EXERCISE
Quote the update on the move to Papua New Guinea word for word, beginning at the words "We don’t know" and stopping after the words "keep you posted!".

EXERCISE PASSAGE
Bad news, Good news, Good news

August 16, 2020

Our original timeline of events was as follows: Leave the US on August 30; arrive in Port Moresby, Papua New Guinea, on September 2; quarantine at the New Tribes base in the highlands of Goroka for 2 weeks, and then begin what’s known as the E2 program. E2 stands for Equipping Stage 2. Equipping Stage 1 was our two years of training with New Tribes in Missouri. Equipping Stage 2 is the national language and culture training done in-country. The last and longest stage is E3 which starts with moving into a tribal location and ends with moving back out about 10 years later once a self-sustaining church has been established.

In the last couple weeks, Papua New Guinea’s coronavirus infection count has shot up rapidly. Given their poverty and weak healthcare system, stricter safety measures are being implemented. That means our E2 program wouldn’t be able to effectively engage us in the culture with the people.

That being said, leadership has made the decision to move our E2 start date to January 2021. The good news is that since we are fully supported and all our paperwork has been completed, we along with another family have made the decision to fly over and begin living in the country. The good good news is that we have purchased plane tickets with our new departure date in late September! New Tribes is very understaffed right now in Papua New Guinea, so we will be living on the missions base and helping to fill some of these support work positions that are vacant or overburdened. It’s crazy how the coronavirus is literally impacting the entire world, and we hate for us and for you who support us that our plans have changed several times, and yes, they could change again. Please pray that the international route we’ve purchased tickets for will stay open and we can make it over there. The three most commonly traveled routes to PNG have all shut down. So this is one of the last remaining.

There are two kinds of missionaries in our context: support and tribal. Tribal missionaries go into an unreached people group, learn the language, share the gospel etc. But support missionaries are equally “missionary.” Support missionaries work behind the scenes so that the tribal missionaries can stay in the village and focus solely on their work. Support missionaries do things like: Prepare PNG taxes, file paperwork with the government, take care of insurance, do accounting, buy food and medical supplies in the towns and load them on planes to fly to the villages, sort mail, print and bind literacy materials and Bibles. They are also pilots, maintenance and construction workers, nurses, IT workers, dentists, translation consultants and language evaluators. Obviously, we’re not qualified to fill many of these positions, but we can be trained to fill some of them in order to help the tribal missionaries currently in the villages.

We don’t know yet what support positions we’ll be helping with, but we are very much looking forward to finally getting to Papua New Guinea and getting to work! In the meantime while we wait until January, we’ll get acclimated to the country and climate, attend a national church and pick up some Tok Pisin (the National/Trade language) and culture along the way. It’ll be a good head start for our more formal E2 training. And we are truly more excited than disappointed with this new turn of events. We’ll keep you posted!

DATA EXCERPTS
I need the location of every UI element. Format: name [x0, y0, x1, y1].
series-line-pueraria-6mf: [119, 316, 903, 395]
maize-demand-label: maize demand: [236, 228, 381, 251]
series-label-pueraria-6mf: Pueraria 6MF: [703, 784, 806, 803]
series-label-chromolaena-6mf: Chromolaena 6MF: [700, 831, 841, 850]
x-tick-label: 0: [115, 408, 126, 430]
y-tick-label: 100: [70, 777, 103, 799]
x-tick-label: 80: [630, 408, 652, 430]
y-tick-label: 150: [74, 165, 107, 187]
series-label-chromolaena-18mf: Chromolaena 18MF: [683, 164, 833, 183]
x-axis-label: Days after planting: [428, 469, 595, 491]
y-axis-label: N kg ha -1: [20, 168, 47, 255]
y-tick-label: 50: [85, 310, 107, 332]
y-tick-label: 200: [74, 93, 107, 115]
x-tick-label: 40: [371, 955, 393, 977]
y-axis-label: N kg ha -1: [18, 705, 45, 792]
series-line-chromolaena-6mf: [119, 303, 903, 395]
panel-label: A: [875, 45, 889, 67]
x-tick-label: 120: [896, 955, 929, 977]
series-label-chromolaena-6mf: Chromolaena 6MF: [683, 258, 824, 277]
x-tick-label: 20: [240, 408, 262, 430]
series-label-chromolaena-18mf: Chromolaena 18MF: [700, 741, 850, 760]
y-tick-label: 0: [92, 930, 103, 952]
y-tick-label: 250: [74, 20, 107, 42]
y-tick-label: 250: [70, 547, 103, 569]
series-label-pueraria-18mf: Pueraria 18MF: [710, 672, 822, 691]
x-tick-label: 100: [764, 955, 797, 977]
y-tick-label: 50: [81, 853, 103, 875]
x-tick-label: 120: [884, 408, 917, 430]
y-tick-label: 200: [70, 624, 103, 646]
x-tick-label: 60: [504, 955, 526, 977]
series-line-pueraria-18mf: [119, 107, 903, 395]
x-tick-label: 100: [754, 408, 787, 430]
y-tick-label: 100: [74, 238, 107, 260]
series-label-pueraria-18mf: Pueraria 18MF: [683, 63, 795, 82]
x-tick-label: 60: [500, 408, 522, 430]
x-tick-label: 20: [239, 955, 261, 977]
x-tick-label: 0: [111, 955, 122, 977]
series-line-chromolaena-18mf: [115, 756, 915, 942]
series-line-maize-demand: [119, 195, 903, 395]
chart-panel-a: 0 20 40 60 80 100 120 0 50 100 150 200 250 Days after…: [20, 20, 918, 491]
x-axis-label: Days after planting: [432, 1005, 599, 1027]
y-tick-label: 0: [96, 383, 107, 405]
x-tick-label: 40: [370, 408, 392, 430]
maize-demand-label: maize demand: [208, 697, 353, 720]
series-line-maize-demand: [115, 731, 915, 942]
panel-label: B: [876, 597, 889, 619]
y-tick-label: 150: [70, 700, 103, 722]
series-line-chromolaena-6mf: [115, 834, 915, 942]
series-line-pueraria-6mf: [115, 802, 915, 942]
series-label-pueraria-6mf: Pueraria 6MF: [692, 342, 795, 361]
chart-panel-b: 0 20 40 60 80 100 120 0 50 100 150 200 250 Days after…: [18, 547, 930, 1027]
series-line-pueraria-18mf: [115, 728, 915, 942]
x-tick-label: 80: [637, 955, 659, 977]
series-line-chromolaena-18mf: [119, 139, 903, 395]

OUTPUT BELOW
We don’t know yet what support positions we’ll be helping with, but we are very much looking forward to finally getting to Papua New Guinea and getting to work! In the meantime while we wait until January, we’ll get acclimated to the country and climate, attend a national church and pick up some Tok Pisin (the National/Trade language) and culture along the way. It’ll be a good head start for our more formal E2 training. And we are truly more excited than disappointed with this new turn of events. We’ll keep you posted!